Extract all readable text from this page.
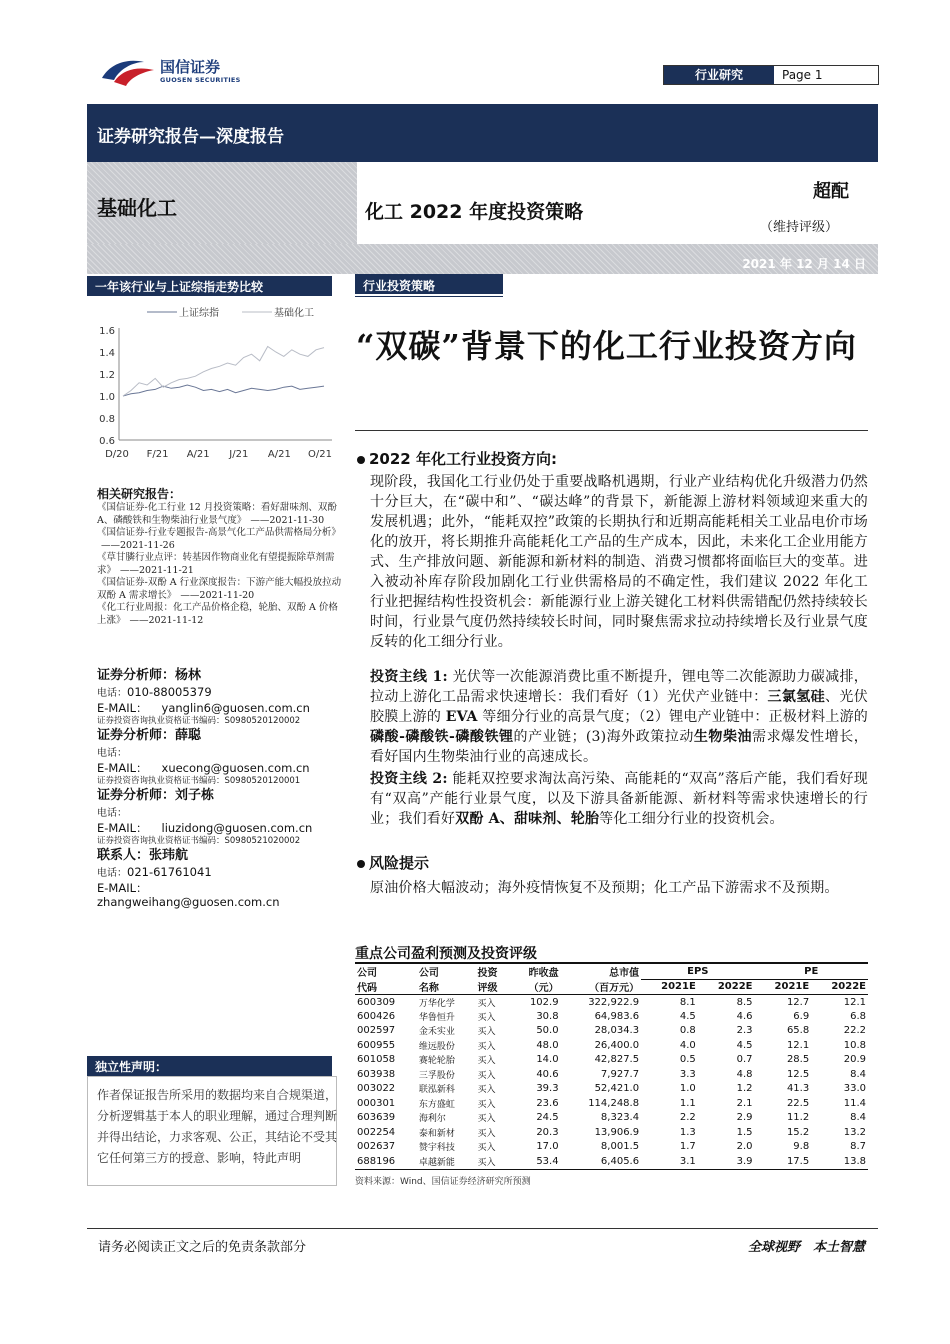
国信证券
GUOSEN SECURITIES	行业研究	Page 1
证券研究报告—深度报告
基础化工	化工 2022 年度投资策略
超配
（维持评级）
2021 年 12 月 14 日
一年该行业与上证综指走势比较
1.6
1.4
1.2
1.0
0.8
0.6
D/20 F/21 A/21 J/21 A/21 O/21
上证综指	基础化工
相关研究报告：
《国信证券-化工行业 12 月投资策略：看好甜味剂、双酚 A、磷酸铁和生物柴油行业景气度》 ——2021-11-30
《国信证券-行业专题报告-高景气化工产品供需格局分析》——2021-11-26
《草甘膦行业点评：转基因作物商业化有望提振除草剂需求》 ——2021-11-21
《国信证券-双酚 A 行业深度报告：下游产能大幅投放拉动双酚 A 需求增长》 ——2021-11-20
《化工行业周报：化工产品价格企稳，轮胎、双酚 A 价格上涨》 ——2021-11-12
证券分析师：杨林
电话：010-88005379
E-MAIL： yanglin6@guosen.com.cn
证券投资咨询执业资格证书编码：S0980520120002
证券分析师：薛聪
电话：
E-MAIL： xuecong@guosen.com.cn
证券投资咨询执业资格证书编码：S0980520120001
证券分析师：刘子栋
电话：
E-MAIL： liuzidong@guosen.com.cn
证券投资咨询执业资格证书编码：S0980521020002
联系人：张玮航
电话：021-61761041
E-MAIL：
zhangweihang@guosen.com.cn
独立性声明：
作者保证报告所采用的数据均来自合规渠道，分析逻辑基于本人的职业理解，通过合理判断并得出结论，力求客观、公正，其结论不受其它任何第三方的授意、影响，特此声明
行业投资策略
“双碳”背景下的化工行业投资方向
2022 年化工行业投资方向:
现阶段，我国化工行业仍处于重要战略机遇期，行业产业结构优化升级潜力仍然十分巨大，在“碳中和”、“碳达峰”的背景下，新能源上游材料领域迎来重大的发展机遇；此外，“能耗双控”政策的长期执行和近期高能耗相关工业品电价市场化的放开，将长期推升高能耗化工产品的生产成本，因此，未来化工企业用能方式、生产排放问题、新能源和新材料的制造、消费习惯都将面临巨大的变革。进入被动补库存阶段加剧化工行业供需格局的不确定性，我们建议 2022 年化工行业把握结构性投资机会：新能源行业上游关键化工材料供需错配仍然持续较长时间，行业景气度仍然持续较长时间，同时聚焦需求拉动持续增长及行业景气度反转的化工细分行业。
投资主线 1: 光伏等一次能源消费比重不断提升，锂电等二次能源助力碳减排，拉动上游化工品需求快速增长：我们看好（1）光伏产业链中：三氯氢硅、光伏胶膜上游的 EVA 等细分行业的高景气度；（2）锂电产业链中：正极材料上游的磷酸-磷酸铁-磷酸铁锂的产业链；(3)海外政策拉动生物柴油需求爆发性增长，看好国内生物柴油行业的高速成长。
投资主线 2: 能耗双控要求淘汰高污染、高能耗的“双高”落后产能，我们看好现有“双高”产能行业景气度，以及下游具备新能源、新材料等需求快速增长的行业；我们看好双酚 A、甜味剂、轮胎等化工细分行业的投资机会。
风险提示
原油价格大幅波动；海外疫情恢复不及预期；化工产品下游需求不及预期。
重点公司盈利预测及投资评级
公司	公司	投资	昨收盘	总市值	EPS		PE	
代码	名称	评级	（元）	（百万元）	2021E	2022E	2021E	2022E
600309	万华化学	买入	102.9	322,922.9	8.1	8.5	12.7	12.1
600426	华鲁恒升	买入	30.8	64,983.6	4.5	4.6	6.9	6.8
002597	金禾实业	买入	50.0	28,034.3	0.8	2.3	65.8	22.2
600955	维远股份	买入	48.0	26,400.0	4.0	4.5	12.1	10.8
601058	赛轮轮胎	买入	14.0	42,827.5	0.5	0.7	28.5	20.9
603938	三孚股份	买入	40.6	7,927.7	3.3	4.8	12.5	8.4
003022	联泓新科	买入	39.3	52,421.0	1.0	1.2	41.3	33.0
000301	东方盛虹	买入	23.6	114,248.8	1.1	2.1	22.5	11.4
603639	海利尔	买入	24.5	8,323.4	2.2	2.9	11.2	8.4
002254	泰和新材	买入	20.3	13,906.9	1.3	1.5	15.2	13.2
002637	赞宇科技	买入	17.0	8,001.5	1.7	2.0	9.8	8.7
688196	卓越新能	买入	53.4	6,405.6	3.1	3.9	17.5	13.8
资料来源：Wind、国信证券经济研究所预测
请务必阅读正文之后的免责条款部分	全球视野　本土智慧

--

Gather all lines from the listing above in which "投资主线" occurs.

◆ OUTPUT OF THE EXERCISE:
投资主线 1: 光伏等一次能源消费比重不断提升，锂电等二次能源助力碳减排，拉动上游化工品需求快速增长：我们看好（1）光伏产业链中：三氯氢硅、光伏胶膜上游的 EVA 等细分行业的高景气度；（2）锂电产业链中：正极材料上游的磷酸-磷酸铁-磷酸铁锂的产业链；(3)海外政策拉动生物柴油需求爆发性增长，看好国内生物柴油行业的高速成长。
投资主线 2: 能耗双控要求淘汰高污染、高能耗的“双高”落后产能，我们看好现有“双高”产能行业景气度，以及下游具备新能源、新材料等需求快速增长的行业；我们看好双酚 A、甜味剂、轮胎等化工细分行业的投资机会。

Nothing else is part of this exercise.